[Your instructions] Every line of the material is to be repeated exactly as it stands.

--- Start of Listed records ---

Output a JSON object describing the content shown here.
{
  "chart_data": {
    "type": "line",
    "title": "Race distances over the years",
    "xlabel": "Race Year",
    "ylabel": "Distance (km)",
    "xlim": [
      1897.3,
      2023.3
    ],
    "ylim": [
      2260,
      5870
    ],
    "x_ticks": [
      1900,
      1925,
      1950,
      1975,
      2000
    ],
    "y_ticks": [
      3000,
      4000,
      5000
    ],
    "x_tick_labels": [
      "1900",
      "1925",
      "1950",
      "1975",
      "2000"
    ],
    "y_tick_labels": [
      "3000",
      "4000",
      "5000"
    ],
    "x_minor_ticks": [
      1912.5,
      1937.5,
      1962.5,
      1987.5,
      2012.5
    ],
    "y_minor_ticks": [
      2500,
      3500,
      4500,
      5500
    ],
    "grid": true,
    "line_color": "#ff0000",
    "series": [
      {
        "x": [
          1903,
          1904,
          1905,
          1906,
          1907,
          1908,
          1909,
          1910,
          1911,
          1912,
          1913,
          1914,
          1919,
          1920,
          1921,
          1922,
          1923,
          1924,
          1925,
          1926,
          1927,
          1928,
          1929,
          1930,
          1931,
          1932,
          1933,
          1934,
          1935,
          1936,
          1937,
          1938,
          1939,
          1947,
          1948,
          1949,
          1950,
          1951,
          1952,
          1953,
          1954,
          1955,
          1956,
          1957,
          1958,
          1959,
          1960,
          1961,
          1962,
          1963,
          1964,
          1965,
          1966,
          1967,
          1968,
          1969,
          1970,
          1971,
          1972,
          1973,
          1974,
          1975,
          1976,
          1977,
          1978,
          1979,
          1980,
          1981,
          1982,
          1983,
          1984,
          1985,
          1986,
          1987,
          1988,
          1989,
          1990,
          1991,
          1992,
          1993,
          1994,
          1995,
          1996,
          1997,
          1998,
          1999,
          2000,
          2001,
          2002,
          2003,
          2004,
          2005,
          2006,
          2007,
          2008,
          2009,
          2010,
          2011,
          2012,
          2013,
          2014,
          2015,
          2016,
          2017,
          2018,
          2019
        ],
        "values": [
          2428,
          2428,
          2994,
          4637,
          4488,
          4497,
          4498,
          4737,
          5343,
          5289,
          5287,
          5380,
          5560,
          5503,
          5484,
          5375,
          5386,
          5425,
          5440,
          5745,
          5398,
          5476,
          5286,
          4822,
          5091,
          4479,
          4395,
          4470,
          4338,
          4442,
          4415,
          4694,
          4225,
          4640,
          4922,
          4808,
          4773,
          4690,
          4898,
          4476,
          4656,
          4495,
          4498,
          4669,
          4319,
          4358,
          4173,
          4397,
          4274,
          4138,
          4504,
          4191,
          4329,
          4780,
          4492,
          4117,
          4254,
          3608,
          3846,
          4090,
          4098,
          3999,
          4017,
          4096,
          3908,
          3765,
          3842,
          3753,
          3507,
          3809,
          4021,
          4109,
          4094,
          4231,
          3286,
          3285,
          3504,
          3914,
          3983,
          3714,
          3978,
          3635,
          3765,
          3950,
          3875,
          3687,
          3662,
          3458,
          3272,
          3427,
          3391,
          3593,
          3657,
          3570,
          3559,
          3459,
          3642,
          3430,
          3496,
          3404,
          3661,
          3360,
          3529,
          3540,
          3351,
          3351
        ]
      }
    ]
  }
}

--- End of Listed records ---

[Answer to this task]
Output a JSON object describing the content shown here.
{
  "chart_data": {
    "type": "line",
    "title": "Race distances over the years",
    "xlabel": "Race Year",
    "ylabel": "Distance (km)",
    "xlim": [
      1897.3,
      2023.3
    ],
    "ylim": [
      2260,
      5870
    ],
    "x_ticks": [
      1900,
      1925,
      1950,
      1975,
      2000
    ],
    "y_ticks": [
      3000,
      4000,
      5000
    ],
    "x_tick_labels": [
      "1900",
      "1925",
      "1950",
      "1975",
      "2000"
    ],
    "y_tick_labels": [
      "3000",
      "4000",
      "5000"
    ],
    "x_minor_ticks": [
      1912.5,
      1937.5,
      1962.5,
      1987.5,
      2012.5
    ],
    "y_minor_ticks": [
      2500,
      3500,
      4500,
      5500
    ],
    "grid": true,
    "line_color": "#ff0000",
    "series": [
      {
        "x": [
          1903,
          1904,
          1905,
          1906,
          1907,
          1908,
          1909,
          1910,
          1911,
          1912,
          1913,
          1914,
          1919,
          1920,
          1921,
          1922,
          1923,
          1924,
          1925,
          1926,
          1927,
          1928,
          1929,
          1930,
          1931,
          1932,
          1933,
          1934,
          1935,
          1936,
          1937,
          1938,
          1939,
          1947,
          1948,
          1949,
          1950,
          1951,
          1952,
          1953,
          1954,
          1955,
          1956,
          1957,
          1958,
          1959,
          1960,
          1961,
          1962,
          1963,
          1964,
          1965,
          1966,
          1967,
          1968,
          1969,
          1970,
          1971,
          1972,
          1973,
          1974,
          1975,
          1976,
          1977,
          1978,
          1979,
          1980,
          1981,
          1982,
          1983,
          1984,
          1985,
          1986,
          1987,
          1988,
          1989,
          1990,
          1991,
          1992,
          1993,
          1994,
          1995,
          1996,
          1997,
          1998,
          1999,
          2000,
          2001,
          2002,
          2003,
          2004,
          2005,
          2006,
          2007,
          2008,
          2009,
          2010,
          2011,
          2012,
          2013,
          2014,
          2015,
          2016,
          2017,
          2018,
          2019
        ],
        "values": [
          2428,
          2428,
          2994,
          4637,
          4488,
          4497,
          4498,
          4737,
          5343,
          5289,
          5287,
          5380,
          5560,
          5503,
          5484,
          5375,
          5386,
          5425,
          5440,
          5745,
          5398,
          5476,
          5286,
          4822,
          5091,
          4479,
          4395,
          4470,
          4338,
          4442,
          4415,
          4694,
          4225,
          4640,
          4922,
          4808,
          4773,
          4690,
          4898,
          4476,
          4656,
          4495,
          4498,
          4669,
          4319,
          4358,
          4173,
          4397,
          4274,
          4138,
          4504,
          4191,
          4329,
          4780,
          4492,
          4117,
          4254,
          3608,
          3846,
          4090,
          4098,
          3999,
          4017,
          4096,
          3908,
          3765,
          3842,
          3753,
          3507,
          3809,
          4021,
          4109,
          4094,
          4231,
          3286,
          3285,
          3504,
          3914,
          3983,
          3714,
          3978,
          3635,
          3765,
          3950,
          3875,
          3687,
          3662,
          3458,
          3272,
          3427,
          3391,
          3593,
          3657,
          3570,
          3559,
          3459,
          3642,
          3430,
          3496,
          3404,
          3661,
          3360,
          3529,
          3540,
          3351,
          3351
        ]
      }
    ]
  }
}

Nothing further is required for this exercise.